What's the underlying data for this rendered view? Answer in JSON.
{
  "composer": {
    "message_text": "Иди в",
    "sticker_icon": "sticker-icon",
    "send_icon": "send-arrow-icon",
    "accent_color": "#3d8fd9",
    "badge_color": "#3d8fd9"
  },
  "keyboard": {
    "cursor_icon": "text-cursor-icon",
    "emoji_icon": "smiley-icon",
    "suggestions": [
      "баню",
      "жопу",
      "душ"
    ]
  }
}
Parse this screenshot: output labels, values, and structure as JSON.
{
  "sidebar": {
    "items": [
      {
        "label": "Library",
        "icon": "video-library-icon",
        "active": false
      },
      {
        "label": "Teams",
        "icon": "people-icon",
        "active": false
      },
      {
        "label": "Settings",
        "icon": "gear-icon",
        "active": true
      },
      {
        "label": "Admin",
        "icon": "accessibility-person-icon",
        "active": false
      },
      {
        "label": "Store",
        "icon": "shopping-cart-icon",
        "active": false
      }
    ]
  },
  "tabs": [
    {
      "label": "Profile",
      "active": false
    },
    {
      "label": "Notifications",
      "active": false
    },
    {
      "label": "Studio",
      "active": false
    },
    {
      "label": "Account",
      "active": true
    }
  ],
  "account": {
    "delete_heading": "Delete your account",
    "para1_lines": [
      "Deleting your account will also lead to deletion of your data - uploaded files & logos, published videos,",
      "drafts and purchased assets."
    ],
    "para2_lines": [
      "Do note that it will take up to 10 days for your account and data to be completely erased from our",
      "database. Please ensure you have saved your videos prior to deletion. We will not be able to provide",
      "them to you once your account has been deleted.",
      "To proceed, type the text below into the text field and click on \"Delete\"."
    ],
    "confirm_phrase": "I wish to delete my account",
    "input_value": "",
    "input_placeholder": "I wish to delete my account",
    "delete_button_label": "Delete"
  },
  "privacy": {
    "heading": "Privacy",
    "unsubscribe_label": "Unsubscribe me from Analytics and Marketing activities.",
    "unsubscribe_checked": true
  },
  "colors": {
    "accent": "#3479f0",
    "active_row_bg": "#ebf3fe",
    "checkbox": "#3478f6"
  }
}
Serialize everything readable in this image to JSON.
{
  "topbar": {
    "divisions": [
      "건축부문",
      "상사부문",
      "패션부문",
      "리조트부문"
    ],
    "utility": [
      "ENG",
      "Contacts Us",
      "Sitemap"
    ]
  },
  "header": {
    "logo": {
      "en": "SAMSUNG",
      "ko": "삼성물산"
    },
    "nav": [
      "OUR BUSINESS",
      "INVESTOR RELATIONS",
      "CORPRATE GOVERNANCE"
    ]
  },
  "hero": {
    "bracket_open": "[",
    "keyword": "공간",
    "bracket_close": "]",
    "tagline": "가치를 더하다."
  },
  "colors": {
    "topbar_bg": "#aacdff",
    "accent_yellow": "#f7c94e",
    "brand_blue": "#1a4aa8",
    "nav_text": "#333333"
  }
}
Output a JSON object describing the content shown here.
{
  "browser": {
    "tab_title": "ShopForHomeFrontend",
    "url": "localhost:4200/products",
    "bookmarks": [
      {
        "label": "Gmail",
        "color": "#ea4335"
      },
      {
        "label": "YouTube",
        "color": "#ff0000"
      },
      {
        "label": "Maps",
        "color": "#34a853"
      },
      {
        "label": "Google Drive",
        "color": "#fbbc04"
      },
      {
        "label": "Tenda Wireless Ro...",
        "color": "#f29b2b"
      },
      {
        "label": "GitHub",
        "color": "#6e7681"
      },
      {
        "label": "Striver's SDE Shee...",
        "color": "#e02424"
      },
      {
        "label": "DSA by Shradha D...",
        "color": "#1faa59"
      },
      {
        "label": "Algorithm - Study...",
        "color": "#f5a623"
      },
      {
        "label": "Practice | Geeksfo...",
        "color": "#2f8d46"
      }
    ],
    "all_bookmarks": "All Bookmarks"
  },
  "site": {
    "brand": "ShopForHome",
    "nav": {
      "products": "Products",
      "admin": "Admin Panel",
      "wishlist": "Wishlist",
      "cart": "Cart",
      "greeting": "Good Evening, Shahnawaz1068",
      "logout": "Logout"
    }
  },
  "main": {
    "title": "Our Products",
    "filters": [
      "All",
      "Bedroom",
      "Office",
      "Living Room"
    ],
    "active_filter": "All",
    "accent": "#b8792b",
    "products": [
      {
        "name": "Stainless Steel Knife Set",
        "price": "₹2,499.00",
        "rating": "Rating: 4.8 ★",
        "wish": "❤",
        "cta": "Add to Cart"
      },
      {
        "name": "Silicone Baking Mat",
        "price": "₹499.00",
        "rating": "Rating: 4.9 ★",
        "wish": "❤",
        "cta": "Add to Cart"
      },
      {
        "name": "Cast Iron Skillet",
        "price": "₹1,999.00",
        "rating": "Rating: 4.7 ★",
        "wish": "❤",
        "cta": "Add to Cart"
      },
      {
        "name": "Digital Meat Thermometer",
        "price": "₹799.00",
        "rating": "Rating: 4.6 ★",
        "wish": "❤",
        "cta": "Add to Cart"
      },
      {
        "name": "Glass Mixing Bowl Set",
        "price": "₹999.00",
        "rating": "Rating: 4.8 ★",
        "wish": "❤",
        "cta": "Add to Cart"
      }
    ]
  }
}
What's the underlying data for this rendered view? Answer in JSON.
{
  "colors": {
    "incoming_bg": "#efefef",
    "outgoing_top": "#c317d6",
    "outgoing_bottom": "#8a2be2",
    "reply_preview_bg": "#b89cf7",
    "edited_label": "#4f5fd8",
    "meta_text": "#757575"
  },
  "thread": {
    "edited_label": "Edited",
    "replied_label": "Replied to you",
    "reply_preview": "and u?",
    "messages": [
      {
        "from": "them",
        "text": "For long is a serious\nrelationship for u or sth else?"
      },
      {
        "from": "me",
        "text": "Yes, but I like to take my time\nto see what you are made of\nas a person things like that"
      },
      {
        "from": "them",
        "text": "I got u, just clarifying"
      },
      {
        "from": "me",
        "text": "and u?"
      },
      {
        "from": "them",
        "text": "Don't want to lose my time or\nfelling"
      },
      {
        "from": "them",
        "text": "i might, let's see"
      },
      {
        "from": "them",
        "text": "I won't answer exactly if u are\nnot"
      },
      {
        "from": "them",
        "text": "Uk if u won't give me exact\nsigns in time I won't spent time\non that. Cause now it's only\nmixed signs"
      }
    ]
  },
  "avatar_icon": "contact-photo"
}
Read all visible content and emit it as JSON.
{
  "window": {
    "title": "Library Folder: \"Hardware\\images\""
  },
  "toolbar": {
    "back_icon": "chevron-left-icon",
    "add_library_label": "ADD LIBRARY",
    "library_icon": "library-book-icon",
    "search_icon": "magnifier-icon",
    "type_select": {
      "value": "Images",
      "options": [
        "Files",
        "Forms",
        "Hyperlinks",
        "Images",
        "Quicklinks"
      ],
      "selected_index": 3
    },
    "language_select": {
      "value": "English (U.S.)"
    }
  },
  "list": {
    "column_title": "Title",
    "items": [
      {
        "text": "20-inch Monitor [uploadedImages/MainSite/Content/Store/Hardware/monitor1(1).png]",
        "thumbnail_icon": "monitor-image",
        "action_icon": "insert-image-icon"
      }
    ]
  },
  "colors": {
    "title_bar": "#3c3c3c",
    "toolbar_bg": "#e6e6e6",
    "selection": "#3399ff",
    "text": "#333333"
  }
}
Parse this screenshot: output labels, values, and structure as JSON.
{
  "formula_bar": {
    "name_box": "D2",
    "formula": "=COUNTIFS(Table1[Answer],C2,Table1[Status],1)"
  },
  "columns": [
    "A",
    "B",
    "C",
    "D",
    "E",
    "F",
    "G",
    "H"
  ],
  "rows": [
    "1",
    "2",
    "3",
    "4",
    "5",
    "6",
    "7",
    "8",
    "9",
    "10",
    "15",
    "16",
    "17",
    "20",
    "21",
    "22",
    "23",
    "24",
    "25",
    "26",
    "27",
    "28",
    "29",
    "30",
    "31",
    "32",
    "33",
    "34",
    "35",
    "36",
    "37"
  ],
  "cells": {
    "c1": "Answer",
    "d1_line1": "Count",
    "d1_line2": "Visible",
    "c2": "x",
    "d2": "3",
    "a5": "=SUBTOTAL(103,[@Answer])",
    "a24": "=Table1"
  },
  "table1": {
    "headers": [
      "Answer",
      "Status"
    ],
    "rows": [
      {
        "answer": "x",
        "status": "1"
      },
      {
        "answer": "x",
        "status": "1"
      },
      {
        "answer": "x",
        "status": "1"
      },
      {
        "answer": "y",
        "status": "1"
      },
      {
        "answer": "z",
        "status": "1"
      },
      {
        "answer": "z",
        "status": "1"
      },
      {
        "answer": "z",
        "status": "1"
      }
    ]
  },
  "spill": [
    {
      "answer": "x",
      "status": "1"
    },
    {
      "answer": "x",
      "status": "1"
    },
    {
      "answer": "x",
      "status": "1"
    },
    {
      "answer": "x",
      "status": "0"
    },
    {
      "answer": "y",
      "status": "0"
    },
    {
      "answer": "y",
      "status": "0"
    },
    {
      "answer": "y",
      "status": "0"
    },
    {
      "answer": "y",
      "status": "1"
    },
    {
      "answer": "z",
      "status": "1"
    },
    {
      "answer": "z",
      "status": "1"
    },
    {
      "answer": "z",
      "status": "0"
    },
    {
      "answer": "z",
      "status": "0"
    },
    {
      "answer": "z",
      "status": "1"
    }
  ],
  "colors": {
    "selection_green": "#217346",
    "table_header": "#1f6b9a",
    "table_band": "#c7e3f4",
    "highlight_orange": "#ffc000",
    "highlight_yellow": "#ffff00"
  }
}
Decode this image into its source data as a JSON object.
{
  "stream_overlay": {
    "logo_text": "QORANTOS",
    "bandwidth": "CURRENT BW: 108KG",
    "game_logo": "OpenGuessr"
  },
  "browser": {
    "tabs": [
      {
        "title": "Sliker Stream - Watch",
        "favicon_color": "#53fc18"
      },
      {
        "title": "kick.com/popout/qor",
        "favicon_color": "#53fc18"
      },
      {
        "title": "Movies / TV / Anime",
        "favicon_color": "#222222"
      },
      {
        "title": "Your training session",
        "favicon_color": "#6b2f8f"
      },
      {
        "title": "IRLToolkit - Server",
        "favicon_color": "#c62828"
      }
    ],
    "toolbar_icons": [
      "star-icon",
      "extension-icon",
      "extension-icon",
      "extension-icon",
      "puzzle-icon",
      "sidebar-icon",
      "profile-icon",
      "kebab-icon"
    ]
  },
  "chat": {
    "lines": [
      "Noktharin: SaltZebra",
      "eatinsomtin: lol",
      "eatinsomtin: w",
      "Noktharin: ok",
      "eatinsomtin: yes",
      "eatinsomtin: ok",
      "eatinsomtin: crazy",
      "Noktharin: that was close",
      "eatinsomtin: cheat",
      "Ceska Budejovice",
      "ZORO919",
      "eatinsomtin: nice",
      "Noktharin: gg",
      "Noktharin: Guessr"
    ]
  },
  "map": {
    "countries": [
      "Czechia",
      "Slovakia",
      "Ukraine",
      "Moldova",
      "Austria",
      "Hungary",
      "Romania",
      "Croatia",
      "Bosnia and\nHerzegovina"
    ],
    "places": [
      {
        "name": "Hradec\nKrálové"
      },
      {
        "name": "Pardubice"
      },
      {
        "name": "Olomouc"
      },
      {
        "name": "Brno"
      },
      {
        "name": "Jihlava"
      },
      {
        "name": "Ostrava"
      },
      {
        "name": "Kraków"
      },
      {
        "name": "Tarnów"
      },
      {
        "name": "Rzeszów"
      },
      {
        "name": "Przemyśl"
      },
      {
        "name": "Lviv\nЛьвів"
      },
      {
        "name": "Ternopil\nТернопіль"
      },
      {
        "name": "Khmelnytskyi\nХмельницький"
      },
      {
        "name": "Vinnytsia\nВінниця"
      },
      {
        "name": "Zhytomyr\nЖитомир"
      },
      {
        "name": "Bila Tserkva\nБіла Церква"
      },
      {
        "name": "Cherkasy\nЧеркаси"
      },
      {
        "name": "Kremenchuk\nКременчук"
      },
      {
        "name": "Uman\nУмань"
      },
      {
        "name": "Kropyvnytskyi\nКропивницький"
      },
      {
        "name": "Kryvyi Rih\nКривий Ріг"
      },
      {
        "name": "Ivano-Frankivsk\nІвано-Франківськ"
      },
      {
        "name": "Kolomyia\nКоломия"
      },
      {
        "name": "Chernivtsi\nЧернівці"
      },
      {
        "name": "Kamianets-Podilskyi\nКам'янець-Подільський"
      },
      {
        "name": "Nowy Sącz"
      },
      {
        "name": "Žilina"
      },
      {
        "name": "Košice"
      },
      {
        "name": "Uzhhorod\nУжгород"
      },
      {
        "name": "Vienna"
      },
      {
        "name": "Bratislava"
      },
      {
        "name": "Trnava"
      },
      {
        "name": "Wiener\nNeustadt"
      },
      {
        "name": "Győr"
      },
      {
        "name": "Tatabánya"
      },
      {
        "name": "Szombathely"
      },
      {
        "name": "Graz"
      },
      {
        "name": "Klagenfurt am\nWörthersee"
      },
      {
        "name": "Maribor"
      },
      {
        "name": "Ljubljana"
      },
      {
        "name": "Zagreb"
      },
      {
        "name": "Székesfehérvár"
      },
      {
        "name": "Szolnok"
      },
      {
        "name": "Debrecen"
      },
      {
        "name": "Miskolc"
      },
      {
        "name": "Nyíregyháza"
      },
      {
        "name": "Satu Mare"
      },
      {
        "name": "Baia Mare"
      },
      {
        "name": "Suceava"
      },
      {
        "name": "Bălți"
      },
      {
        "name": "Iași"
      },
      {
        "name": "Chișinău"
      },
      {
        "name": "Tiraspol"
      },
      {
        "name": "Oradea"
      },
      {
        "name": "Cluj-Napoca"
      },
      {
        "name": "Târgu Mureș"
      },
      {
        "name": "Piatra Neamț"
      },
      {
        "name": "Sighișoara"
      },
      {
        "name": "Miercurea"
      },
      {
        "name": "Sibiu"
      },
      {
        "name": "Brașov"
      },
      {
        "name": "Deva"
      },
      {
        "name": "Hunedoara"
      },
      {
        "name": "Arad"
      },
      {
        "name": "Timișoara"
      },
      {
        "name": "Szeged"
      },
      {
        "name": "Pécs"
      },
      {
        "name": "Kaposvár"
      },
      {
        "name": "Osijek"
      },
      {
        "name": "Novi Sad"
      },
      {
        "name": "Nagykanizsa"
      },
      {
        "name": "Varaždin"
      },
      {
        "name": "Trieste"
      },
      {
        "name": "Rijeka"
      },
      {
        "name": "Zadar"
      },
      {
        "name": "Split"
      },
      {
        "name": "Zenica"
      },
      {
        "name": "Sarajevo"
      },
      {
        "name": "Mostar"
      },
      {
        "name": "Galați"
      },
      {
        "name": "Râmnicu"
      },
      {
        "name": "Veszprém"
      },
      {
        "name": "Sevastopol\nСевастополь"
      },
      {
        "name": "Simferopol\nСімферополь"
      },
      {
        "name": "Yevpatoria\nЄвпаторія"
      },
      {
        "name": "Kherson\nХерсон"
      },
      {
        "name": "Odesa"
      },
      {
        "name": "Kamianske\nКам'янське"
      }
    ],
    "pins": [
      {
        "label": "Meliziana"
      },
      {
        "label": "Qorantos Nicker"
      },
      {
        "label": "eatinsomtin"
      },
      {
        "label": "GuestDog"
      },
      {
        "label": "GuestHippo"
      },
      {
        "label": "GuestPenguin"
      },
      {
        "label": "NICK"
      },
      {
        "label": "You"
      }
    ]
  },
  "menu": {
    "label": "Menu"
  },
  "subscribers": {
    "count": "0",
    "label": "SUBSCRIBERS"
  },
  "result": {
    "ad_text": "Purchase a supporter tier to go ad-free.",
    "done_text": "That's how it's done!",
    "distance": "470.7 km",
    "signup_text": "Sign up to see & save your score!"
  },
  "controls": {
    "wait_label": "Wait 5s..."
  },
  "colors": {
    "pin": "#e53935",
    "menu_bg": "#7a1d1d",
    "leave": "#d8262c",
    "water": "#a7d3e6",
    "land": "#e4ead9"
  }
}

========================

## WRITTEN INSTRUCTION:
Provide only the number of lines in the records containing the string "Store".

## RIGHT ANSWER:
2